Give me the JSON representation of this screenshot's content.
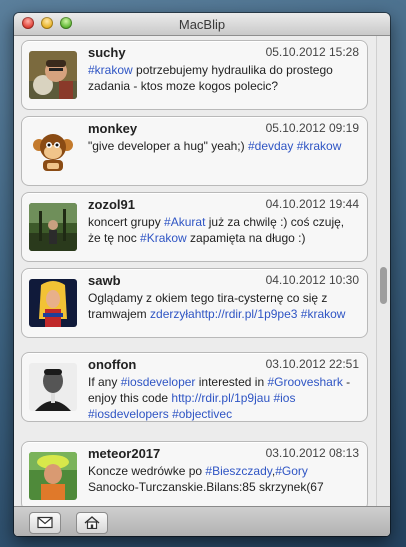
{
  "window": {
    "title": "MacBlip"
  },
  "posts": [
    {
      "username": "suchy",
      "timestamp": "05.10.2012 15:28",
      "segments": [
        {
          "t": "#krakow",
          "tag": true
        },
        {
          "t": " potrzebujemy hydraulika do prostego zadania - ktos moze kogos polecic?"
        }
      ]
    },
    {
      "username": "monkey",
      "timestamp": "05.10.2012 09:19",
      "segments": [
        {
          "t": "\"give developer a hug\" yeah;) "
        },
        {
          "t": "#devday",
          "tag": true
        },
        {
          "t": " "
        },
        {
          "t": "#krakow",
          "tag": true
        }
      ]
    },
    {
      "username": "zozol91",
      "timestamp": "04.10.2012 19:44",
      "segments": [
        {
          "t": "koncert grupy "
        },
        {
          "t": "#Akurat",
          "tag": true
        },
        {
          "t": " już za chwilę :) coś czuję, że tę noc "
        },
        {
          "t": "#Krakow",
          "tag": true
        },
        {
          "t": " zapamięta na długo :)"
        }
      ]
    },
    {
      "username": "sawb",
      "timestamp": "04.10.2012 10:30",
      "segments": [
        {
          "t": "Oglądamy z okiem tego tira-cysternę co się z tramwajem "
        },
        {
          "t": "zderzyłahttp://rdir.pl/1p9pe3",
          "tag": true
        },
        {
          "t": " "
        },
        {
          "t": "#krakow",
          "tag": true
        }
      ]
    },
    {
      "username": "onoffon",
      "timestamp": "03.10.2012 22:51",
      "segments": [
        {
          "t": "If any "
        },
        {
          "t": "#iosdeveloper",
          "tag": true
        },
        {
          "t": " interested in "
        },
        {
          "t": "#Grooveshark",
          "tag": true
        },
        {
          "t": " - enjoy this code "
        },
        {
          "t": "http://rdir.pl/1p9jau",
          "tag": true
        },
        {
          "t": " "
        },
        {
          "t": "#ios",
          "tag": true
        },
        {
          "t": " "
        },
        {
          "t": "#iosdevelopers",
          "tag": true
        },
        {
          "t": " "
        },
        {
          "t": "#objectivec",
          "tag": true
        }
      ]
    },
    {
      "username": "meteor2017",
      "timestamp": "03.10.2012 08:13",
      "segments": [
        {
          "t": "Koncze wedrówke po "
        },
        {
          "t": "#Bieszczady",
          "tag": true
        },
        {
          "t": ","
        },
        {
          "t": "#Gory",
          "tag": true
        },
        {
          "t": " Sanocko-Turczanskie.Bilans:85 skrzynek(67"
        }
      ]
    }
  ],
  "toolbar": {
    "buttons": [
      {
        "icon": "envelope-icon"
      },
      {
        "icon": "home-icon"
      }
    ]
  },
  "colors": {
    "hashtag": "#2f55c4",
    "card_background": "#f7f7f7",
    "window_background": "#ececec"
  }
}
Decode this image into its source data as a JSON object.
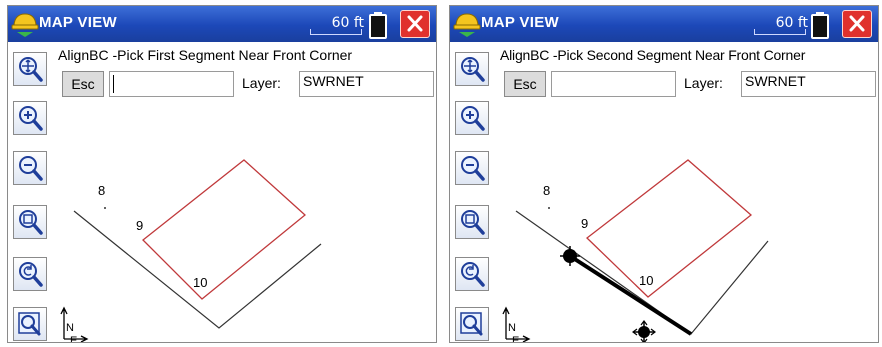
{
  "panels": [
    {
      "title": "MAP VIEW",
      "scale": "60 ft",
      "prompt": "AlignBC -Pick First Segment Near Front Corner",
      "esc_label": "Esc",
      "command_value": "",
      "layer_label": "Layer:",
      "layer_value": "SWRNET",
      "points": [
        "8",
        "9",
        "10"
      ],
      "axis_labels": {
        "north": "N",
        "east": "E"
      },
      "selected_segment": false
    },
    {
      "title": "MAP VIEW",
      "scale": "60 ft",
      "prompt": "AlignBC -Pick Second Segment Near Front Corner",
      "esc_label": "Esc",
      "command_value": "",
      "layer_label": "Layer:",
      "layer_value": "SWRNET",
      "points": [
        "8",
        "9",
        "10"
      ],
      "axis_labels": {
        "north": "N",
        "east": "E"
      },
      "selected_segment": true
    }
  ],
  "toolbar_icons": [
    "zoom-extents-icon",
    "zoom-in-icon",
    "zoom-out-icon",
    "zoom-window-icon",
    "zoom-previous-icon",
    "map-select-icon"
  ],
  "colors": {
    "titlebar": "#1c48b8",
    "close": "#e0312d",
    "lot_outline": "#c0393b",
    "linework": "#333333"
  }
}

------------

▸ **SET PROBLEM**:
Go through the listing above and work out how many lines contain the string "rdir". Reply with the number alone.

▸ **IN RESPONSE**:
2